## [DATASET EXTRACT]

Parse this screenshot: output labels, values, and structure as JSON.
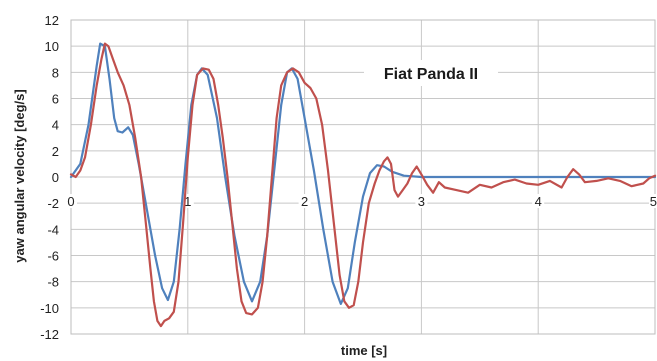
{
  "chart_data": {
    "type": "line",
    "xlabel": "time [s]",
    "ylabel": "yaw angular velocity [deg/s]",
    "xlim": [
      0,
      5
    ],
    "ylim": [
      -12,
      12
    ],
    "x_ticks": [
      0,
      1,
      2,
      3,
      4,
      5
    ],
    "y_ticks": [
      12,
      10,
      8,
      6,
      4,
      2,
      0,
      -2,
      -4,
      -6,
      -8,
      -10,
      -12
    ],
    "grid": true,
    "annotation": "Fiat Panda II",
    "series": [
      {
        "color": "#4f81bd",
        "points": [
          [
            0.0,
            0.0
          ],
          [
            0.08,
            1.0
          ],
          [
            0.15,
            4.0
          ],
          [
            0.22,
            8.5
          ],
          [
            0.25,
            10.2
          ],
          [
            0.29,
            10.0
          ],
          [
            0.33,
            7.5
          ],
          [
            0.37,
            4.5
          ],
          [
            0.4,
            3.5
          ],
          [
            0.44,
            3.4
          ],
          [
            0.49,
            3.8
          ],
          [
            0.53,
            3.2
          ],
          [
            0.58,
            1.0
          ],
          [
            0.65,
            -2.5
          ],
          [
            0.72,
            -6.0
          ],
          [
            0.78,
            -8.5
          ],
          [
            0.83,
            -9.4
          ],
          [
            0.88,
            -8.0
          ],
          [
            0.93,
            -4.0
          ],
          [
            0.98,
            1.0
          ],
          [
            1.03,
            5.5
          ],
          [
            1.08,
            7.8
          ],
          [
            1.12,
            8.3
          ],
          [
            1.17,
            7.8
          ],
          [
            1.25,
            4.5
          ],
          [
            1.32,
            0.0
          ],
          [
            1.4,
            -4.5
          ],
          [
            1.48,
            -8.0
          ],
          [
            1.55,
            -9.5
          ],
          [
            1.62,
            -8.0
          ],
          [
            1.68,
            -4.5
          ],
          [
            1.74,
            0.5
          ],
          [
            1.8,
            5.5
          ],
          [
            1.85,
            8.0
          ],
          [
            1.89,
            8.3
          ],
          [
            1.94,
            7.5
          ],
          [
            2.0,
            4.5
          ],
          [
            2.08,
            0.5
          ],
          [
            2.16,
            -4.0
          ],
          [
            2.24,
            -8.0
          ],
          [
            2.31,
            -9.7
          ],
          [
            2.37,
            -8.5
          ],
          [
            2.43,
            -5.0
          ],
          [
            2.5,
            -1.5
          ],
          [
            2.56,
            0.3
          ],
          [
            2.62,
            0.9
          ],
          [
            2.68,
            0.8
          ],
          [
            2.75,
            0.4
          ],
          [
            2.85,
            0.1
          ],
          [
            3.0,
            0.0
          ],
          [
            3.5,
            0.0
          ],
          [
            4.0,
            0.0
          ],
          [
            4.5,
            0.0
          ],
          [
            5.0,
            0.0
          ]
        ]
      },
      {
        "color": "#c0504d",
        "points": [
          [
            0.0,
            0.2
          ],
          [
            0.04,
            0.0
          ],
          [
            0.08,
            0.5
          ],
          [
            0.12,
            1.5
          ],
          [
            0.17,
            4.0
          ],
          [
            0.22,
            7.0
          ],
          [
            0.26,
            9.0
          ],
          [
            0.29,
            10.2
          ],
          [
            0.32,
            10.0
          ],
          [
            0.36,
            9.0
          ],
          [
            0.4,
            8.0
          ],
          [
            0.45,
            7.0
          ],
          [
            0.5,
            5.5
          ],
          [
            0.55,
            3.0
          ],
          [
            0.6,
            0.0
          ],
          [
            0.64,
            -3.5
          ],
          [
            0.68,
            -7.0
          ],
          [
            0.71,
            -9.5
          ],
          [
            0.74,
            -11.0
          ],
          [
            0.77,
            -11.4
          ],
          [
            0.8,
            -11.0
          ],
          [
            0.84,
            -10.8
          ],
          [
            0.88,
            -10.3
          ],
          [
            0.92,
            -8.0
          ],
          [
            0.96,
            -3.5
          ],
          [
            1.0,
            1.5
          ],
          [
            1.04,
            5.5
          ],
          [
            1.08,
            7.8
          ],
          [
            1.13,
            8.3
          ],
          [
            1.18,
            8.2
          ],
          [
            1.22,
            7.5
          ],
          [
            1.26,
            5.5
          ],
          [
            1.3,
            3.0
          ],
          [
            1.34,
            0.0
          ],
          [
            1.38,
            -3.5
          ],
          [
            1.42,
            -7.0
          ],
          [
            1.46,
            -9.5
          ],
          [
            1.5,
            -10.4
          ],
          [
            1.55,
            -10.5
          ],
          [
            1.6,
            -10.0
          ],
          [
            1.64,
            -8.0
          ],
          [
            1.68,
            -4.5
          ],
          [
            1.72,
            0.0
          ],
          [
            1.76,
            4.5
          ],
          [
            1.8,
            7.0
          ],
          [
            1.85,
            8.0
          ],
          [
            1.9,
            8.3
          ],
          [
            1.95,
            8.0
          ],
          [
            2.0,
            7.2
          ],
          [
            2.05,
            6.8
          ],
          [
            2.1,
            6.0
          ],
          [
            2.15,
            4.0
          ],
          [
            2.2,
            0.5
          ],
          [
            2.25,
            -3.5
          ],
          [
            2.3,
            -7.5
          ],
          [
            2.34,
            -9.5
          ],
          [
            2.38,
            -10.0
          ],
          [
            2.42,
            -9.8
          ],
          [
            2.46,
            -8.0
          ],
          [
            2.5,
            -5.0
          ],
          [
            2.55,
            -2.0
          ],
          [
            2.6,
            -0.5
          ],
          [
            2.64,
            0.5
          ],
          [
            2.68,
            1.2
          ],
          [
            2.71,
            1.5
          ],
          [
            2.74,
            1.0
          ],
          [
            2.77,
            -1.0
          ],
          [
            2.8,
            -1.5
          ],
          [
            2.84,
            -1.0
          ],
          [
            2.88,
            -0.5
          ],
          [
            2.92,
            0.3
          ],
          [
            2.96,
            0.8
          ],
          [
            3.0,
            0.2
          ],
          [
            3.05,
            -0.6
          ],
          [
            3.1,
            -1.2
          ],
          [
            3.15,
            -0.4
          ],
          [
            3.2,
            -0.8
          ],
          [
            3.3,
            -1.0
          ],
          [
            3.4,
            -1.2
          ],
          [
            3.5,
            -0.6
          ],
          [
            3.6,
            -0.8
          ],
          [
            3.7,
            -0.4
          ],
          [
            3.8,
            -0.2
          ],
          [
            3.9,
            -0.5
          ],
          [
            4.0,
            -0.6
          ],
          [
            4.1,
            -0.3
          ],
          [
            4.2,
            -0.8
          ],
          [
            4.25,
            0.0
          ],
          [
            4.3,
            0.6
          ],
          [
            4.35,
            0.2
          ],
          [
            4.4,
            -0.4
          ],
          [
            4.5,
            -0.3
          ],
          [
            4.6,
            -0.1
          ],
          [
            4.7,
            -0.3
          ],
          [
            4.8,
            -0.7
          ],
          [
            4.9,
            -0.5
          ],
          [
            4.95,
            -0.1
          ],
          [
            5.0,
            0.1
          ]
        ]
      }
    ]
  }
}
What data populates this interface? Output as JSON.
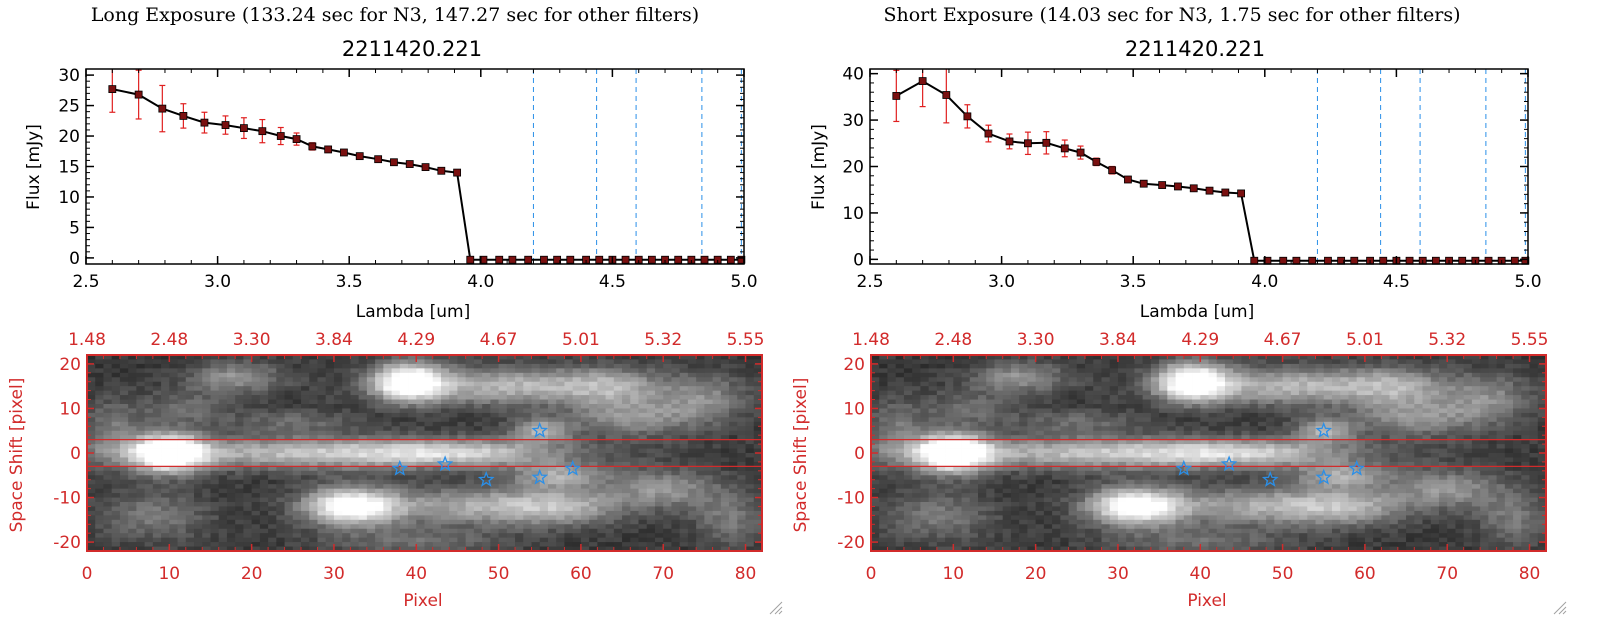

## [WRITTEN REQUEST]
Transcribe the whole listing, character for character, but not its images.

## [SOLUTION FOR THIS EXERCISE]
Parse this screenshot: output labels, values, and structure as JSON.
{
  "chart_data": {
    "type": "line",
    "xlabel": "time [s]",
    "ylabel": "yaw angular velocity [deg/s]",
    "xlim": [
      0,
      5
    ],
    "ylim": [
      -12,
      12
    ],
    "x_ticks": [
      0,
      1,
      2,
      3,
      4,
      5
    ],
    "y_ticks": [
      12,
      10,
      8,
      6,
      4,
      2,
      0,
      -2,
      -4,
      -6,
      -8,
      -10,
      -12
    ],
    "grid": true,
    "annotation": "Fiat Panda II",
    "series": [
      {
        "color": "#4f81bd",
        "points": [
          [
            0.0,
            0.0
          ],
          [
            0.08,
            1.0
          ],
          [
            0.15,
            4.0
          ],
          [
            0.22,
            8.5
          ],
          [
            0.25,
            10.2
          ],
          [
            0.29,
            10.0
          ],
          [
            0.33,
            7.5
          ],
          [
            0.37,
            4.5
          ],
          [
            0.4,
            3.5
          ],
          [
            0.44,
            3.4
          ],
          [
            0.49,
            3.8
          ],
          [
            0.53,
            3.2
          ],
          [
            0.58,
            1.0
          ],
          [
            0.65,
            -2.5
          ],
          [
            0.72,
            -6.0
          ],
          [
            0.78,
            -8.5
          ],
          [
            0.83,
            -9.4
          ],
          [
            0.88,
            -8.0
          ],
          [
            0.93,
            -4.0
          ],
          [
            0.98,
            1.0
          ],
          [
            1.03,
            5.5
          ],
          [
            1.08,
            7.8
          ],
          [
            1.12,
            8.3
          ],
          [
            1.17,
            7.8
          ],
          [
            1.25,
            4.5
          ],
          [
            1.32,
            0.0
          ],
          [
            1.4,
            -4.5
          ],
          [
            1.48,
            -8.0
          ],
          [
            1.55,
            -9.5
          ],
          [
            1.62,
            -8.0
          ],
          [
            1.68,
            -4.5
          ],
          [
            1.74,
            0.5
          ],
          [
            1.8,
            5.5
          ],
          [
            1.85,
            8.0
          ],
          [
            1.89,
            8.3
          ],
          [
            1.94,
            7.5
          ],
          [
            2.0,
            4.5
          ],
          [
            2.08,
            0.5
          ],
          [
            2.16,
            -4.0
          ],
          [
            2.24,
            -8.0
          ],
          [
            2.31,
            -9.7
          ],
          [
            2.37,
            -8.5
          ],
          [
            2.43,
            -5.0
          ],
          [
            2.5,
            -1.5
          ],
          [
            2.56,
            0.3
          ],
          [
            2.62,
            0.9
          ],
          [
            2.68,
            0.8
          ],
          [
            2.75,
            0.4
          ],
          [
            2.85,
            0.1
          ],
          [
            3.0,
            0.0
          ],
          [
            3.5,
            0.0
          ],
          [
            4.0,
            0.0
          ],
          [
            4.5,
            0.0
          ],
          [
            5.0,
            0.0
          ]
        ]
      },
      {
        "color": "#c0504d",
        "points": [
          [
            0.0,
            0.2
          ],
          [
            0.04,
            0.0
          ],
          [
            0.08,
            0.5
          ],
          [
            0.12,
            1.5
          ],
          [
            0.17,
            4.0
          ],
          [
            0.22,
            7.0
          ],
          [
            0.26,
            9.0
          ],
          [
            0.29,
            10.2
          ],
          [
            0.32,
            10.0
          ],
          [
            0.36,
            9.0
          ],
          [
            0.4,
            8.0
          ],
          [
            0.45,
            7.0
          ],
          [
            0.5,
            5.5
          ],
          [
            0.55,
            3.0
          ],
          [
            0.6,
            0.0
          ],
          [
            0.64,
            -3.5
          ],
          [
            0.68,
            -7.0
          ],
          [
            0.71,
            -9.5
          ],
          [
            0.74,
            -11.0
          ],
          [
            0.77,
            -11.4
          ],
          [
            0.8,
            -11.0
          ],
          [
            0.84,
            -10.8
          ],
          [
            0.88,
            -10.3
          ],
          [
            0.92,
            -8.0
          ],
          [
            0.96,
            -3.5
          ],
          [
            1.0,
            1.5
          ],
          [
            1.04,
            5.5
          ],
          [
            1.08,
            7.8
          ],
          [
            1.13,
            8.3
          ],
          [
            1.18,
            8.2
          ],
          [
            1.22,
            7.5
          ],
          [
            1.26,
            5.5
          ],
          [
            1.3,
            3.0
          ],
          [
            1.34,
            0.0
          ],
          [
            1.38,
            -3.5
          ],
          [
            1.42,
            -7.0
          ],
          [
            1.46,
            -9.5
          ],
          [
            1.5,
            -10.4
          ],
          [
            1.55,
            -10.5
          ],
          [
            1.6,
            -10.0
          ],
          [
            1.64,
            -8.0
          ],
          [
            1.68,
            -4.5
          ],
          [
            1.72,
            0.0
          ],
          [
            1.76,
            4.5
          ],
          [
            1.8,
            7.0
          ],
          [
            1.85,
            8.0
          ],
          [
            1.9,
            8.3
          ],
          [
            1.95,
            8.0
          ],
          [
            2.0,
            7.2
          ],
          [
            2.05,
            6.8
          ],
          [
            2.1,
            6.0
          ],
          [
            2.15,
            4.0
          ],
          [
            2.2,
            0.5
          ],
          [
            2.25,
            -3.5
          ],
          [
            2.3,
            -7.5
          ],
          [
            2.34,
            -9.5
          ],
          [
            2.38,
            -10.0
          ],
          [
            2.42,
            -9.8
          ],
          [
            2.46,
            -8.0
          ],
          [
            2.5,
            -5.0
          ],
          [
            2.55,
            -2.0
          ],
          [
            2.6,
            -0.5
          ],
          [
            2.64,
            0.5
          ],
          [
            2.68,
            1.2
          ],
          [
            2.71,
            1.5
          ],
          [
            2.74,
            1.0
          ],
          [
            2.77,
            -1.0
          ],
          [
            2.8,
            -1.5
          ],
          [
            2.84,
            -1.0
          ],
          [
            2.88,
            -0.5
          ],
          [
            2.92,
            0.3
          ],
          [
            2.96,
            0.8
          ],
          [
            3.0,
            0.2
          ],
          [
            3.05,
            -0.6
          ],
          [
            3.1,
            -1.2
          ],
          [
            3.15,
            -0.4
          ],
          [
            3.2,
            -0.8
          ],
          [
            3.3,
            -1.0
          ],
          [
            3.4,
            -1.2
          ],
          [
            3.5,
            -0.6
          ],
          [
            3.6,
            -0.8
          ],
          [
            3.7,
            -0.4
          ],
          [
            3.8,
            -0.2
          ],
          [
            3.9,
            -0.5
          ],
          [
            4.0,
            -0.6
          ],
          [
            4.1,
            -0.3
          ],
          [
            4.2,
            -0.8
          ],
          [
            4.25,
            0.0
          ],
          [
            4.3,
            0.6
          ],
          [
            4.35,
            0.2
          ],
          [
            4.4,
            -0.4
          ],
          [
            4.5,
            -0.3
          ],
          [
            4.6,
            -0.1
          ],
          [
            4.7,
            -0.3
          ],
          [
            4.8,
            -0.7
          ],
          [
            4.9,
            -0.5
          ],
          [
            4.95,
            -0.1
          ],
          [
            5.0,
            0.1
          ]
        ]
      }
    ]
  }
}
What data populates this interface? Output as JSON.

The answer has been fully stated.